Data listing:
- - - - -

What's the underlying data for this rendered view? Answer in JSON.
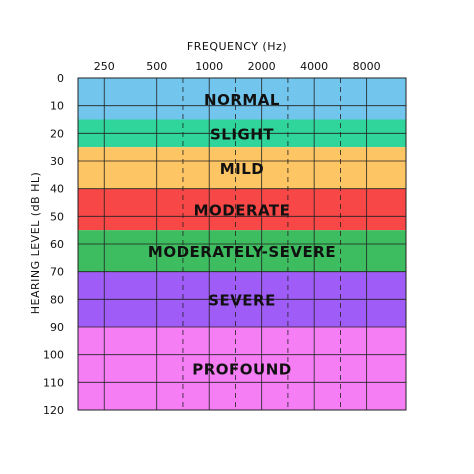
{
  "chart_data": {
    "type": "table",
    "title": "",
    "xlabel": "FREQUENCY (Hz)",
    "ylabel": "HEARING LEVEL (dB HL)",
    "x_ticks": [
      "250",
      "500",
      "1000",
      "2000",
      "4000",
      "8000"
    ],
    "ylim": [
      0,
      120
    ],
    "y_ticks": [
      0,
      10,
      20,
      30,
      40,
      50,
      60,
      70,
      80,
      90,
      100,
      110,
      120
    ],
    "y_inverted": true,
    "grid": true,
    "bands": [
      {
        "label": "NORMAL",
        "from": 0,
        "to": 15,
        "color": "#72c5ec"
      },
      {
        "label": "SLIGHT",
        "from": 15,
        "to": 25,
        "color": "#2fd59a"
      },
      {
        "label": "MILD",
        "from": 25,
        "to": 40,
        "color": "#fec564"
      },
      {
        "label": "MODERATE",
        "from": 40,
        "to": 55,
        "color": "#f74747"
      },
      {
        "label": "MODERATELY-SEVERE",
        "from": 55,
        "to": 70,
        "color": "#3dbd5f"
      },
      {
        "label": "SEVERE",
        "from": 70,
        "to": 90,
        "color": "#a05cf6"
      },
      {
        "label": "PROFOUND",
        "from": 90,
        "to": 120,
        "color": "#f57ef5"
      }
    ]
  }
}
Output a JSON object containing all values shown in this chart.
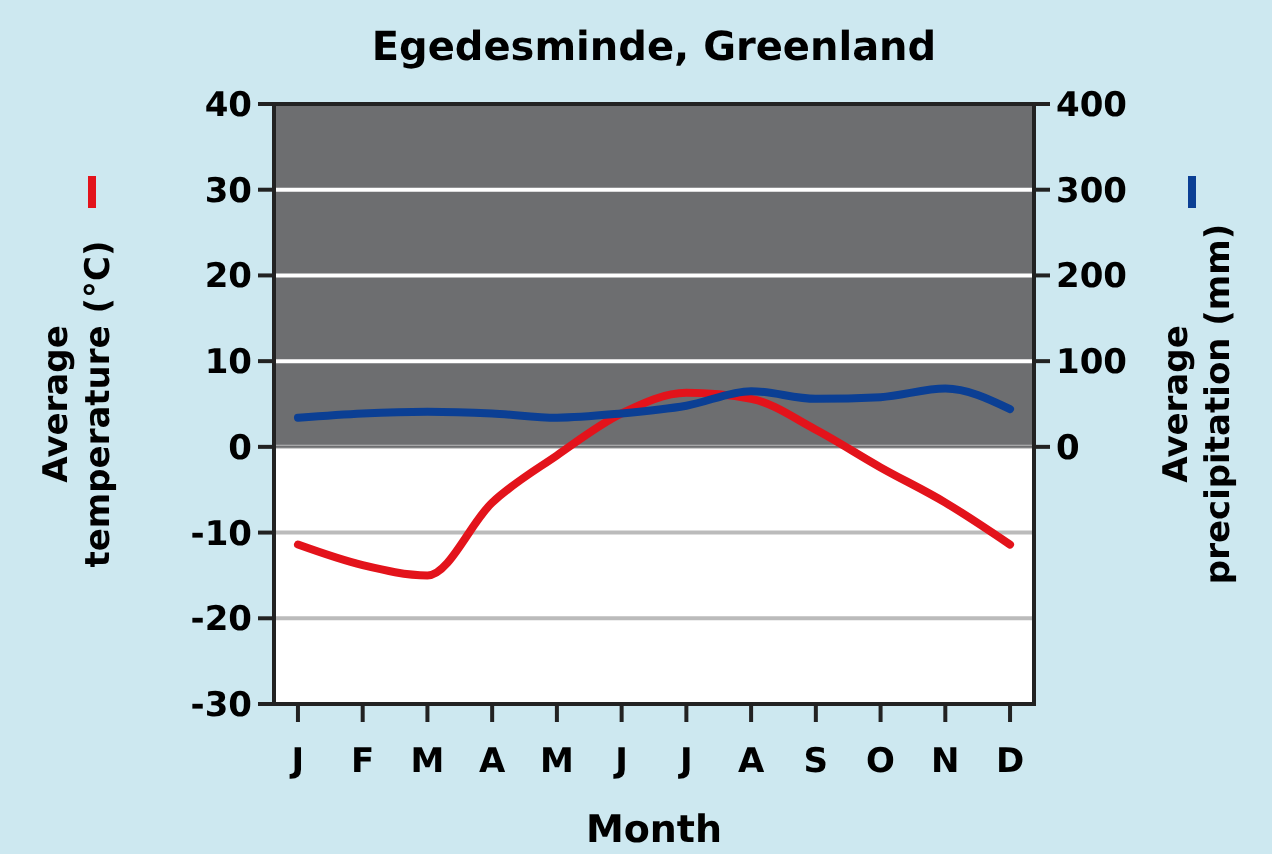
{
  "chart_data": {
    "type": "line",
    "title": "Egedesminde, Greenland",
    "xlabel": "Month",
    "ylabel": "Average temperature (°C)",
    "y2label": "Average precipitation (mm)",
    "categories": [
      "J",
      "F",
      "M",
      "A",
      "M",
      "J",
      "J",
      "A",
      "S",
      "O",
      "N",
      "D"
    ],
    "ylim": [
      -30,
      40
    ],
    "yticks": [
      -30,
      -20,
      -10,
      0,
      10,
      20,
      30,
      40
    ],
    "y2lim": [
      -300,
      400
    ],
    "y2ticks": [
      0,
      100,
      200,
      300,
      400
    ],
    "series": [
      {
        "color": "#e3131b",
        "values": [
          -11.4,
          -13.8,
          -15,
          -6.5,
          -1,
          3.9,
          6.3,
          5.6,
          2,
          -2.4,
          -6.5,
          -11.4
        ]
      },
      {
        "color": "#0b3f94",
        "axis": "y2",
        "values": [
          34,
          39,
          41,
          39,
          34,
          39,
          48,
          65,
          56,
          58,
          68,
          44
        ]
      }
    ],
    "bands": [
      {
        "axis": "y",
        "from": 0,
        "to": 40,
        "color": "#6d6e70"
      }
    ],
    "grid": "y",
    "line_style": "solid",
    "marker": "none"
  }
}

- - - - -

_Short exercise_
Repeat the preceding records precisely, and leave every picture out of the copy.

_Exercise output_
What's the underlying data for this rendered view? Answer in JSON.
{
  "chart_data": {
    "type": "table",
    "title": "",
    "xlabel": "FREQUENCY (Hz)",
    "ylabel": "HEARING LEVEL (dB HL)",
    "x_ticks": [
      "250",
      "500",
      "1000",
      "2000",
      "4000",
      "8000"
    ],
    "ylim": [
      0,
      120
    ],
    "y_ticks": [
      0,
      10,
      20,
      30,
      40,
      50,
      60,
      70,
      80,
      90,
      100,
      110,
      120
    ],
    "y_inverted": true,
    "grid": true,
    "bands": [
      {
        "label": "NORMAL",
        "from": 0,
        "to": 15,
        "color": "#72c5ec"
      },
      {
        "label": "SLIGHT",
        "from": 15,
        "to": 25,
        "color": "#2fd59a"
      },
      {
        "label": "MILD",
        "from": 25,
        "to": 40,
        "color": "#fec564"
      },
      {
        "label": "MODERATE",
        "from": 40,
        "to": 55,
        "color": "#f74747"
      },
      {
        "label": "MODERATELY-SEVERE",
        "from": 55,
        "to": 70,
        "color": "#3dbd5f"
      },
      {
        "label": "SEVERE",
        "from": 70,
        "to": 90,
        "color": "#a05cf6"
      },
      {
        "label": "PROFOUND",
        "from": 90,
        "to": 120,
        "color": "#f57ef5"
      }
    ]
  }
}
Output a JSON object containing all values shown in this chart.
{
  "chart_data": {
    "type": "line",
    "title": "Egedesminde, Greenland",
    "xlabel": "Month",
    "ylabel": "Average temperature (°C)",
    "y2label": "Average precipitation (mm)",
    "categories": [
      "J",
      "F",
      "M",
      "A",
      "M",
      "J",
      "J",
      "A",
      "S",
      "O",
      "N",
      "D"
    ],
    "ylim": [
      -30,
      40
    ],
    "yticks": [
      -30,
      -20,
      -10,
      0,
      10,
      20,
      30,
      40
    ],
    "y2lim": [
      -300,
      400
    ],
    "y2ticks": [
      0,
      100,
      200,
      300,
      400
    ],
    "series": [
      {
        "color": "#e3131b",
        "values": [
          -11.4,
          -13.8,
          -15,
          -6.5,
          -1,
          3.9,
          6.3,
          5.6,
          2,
          -2.4,
          -6.5,
          -11.4
        ]
      },
      {
        "color": "#0b3f94",
        "axis": "y2",
        "values": [
          34,
          39,
          41,
          39,
          34,
          39,
          48,
          65,
          56,
          58,
          68,
          44
        ]
      }
    ],
    "bands": [
      {
        "axis": "y",
        "from": 0,
        "to": 40,
        "color": "#6d6e70"
      }
    ],
    "grid": "y",
    "line_style": "solid",
    "marker": "none"
  }
}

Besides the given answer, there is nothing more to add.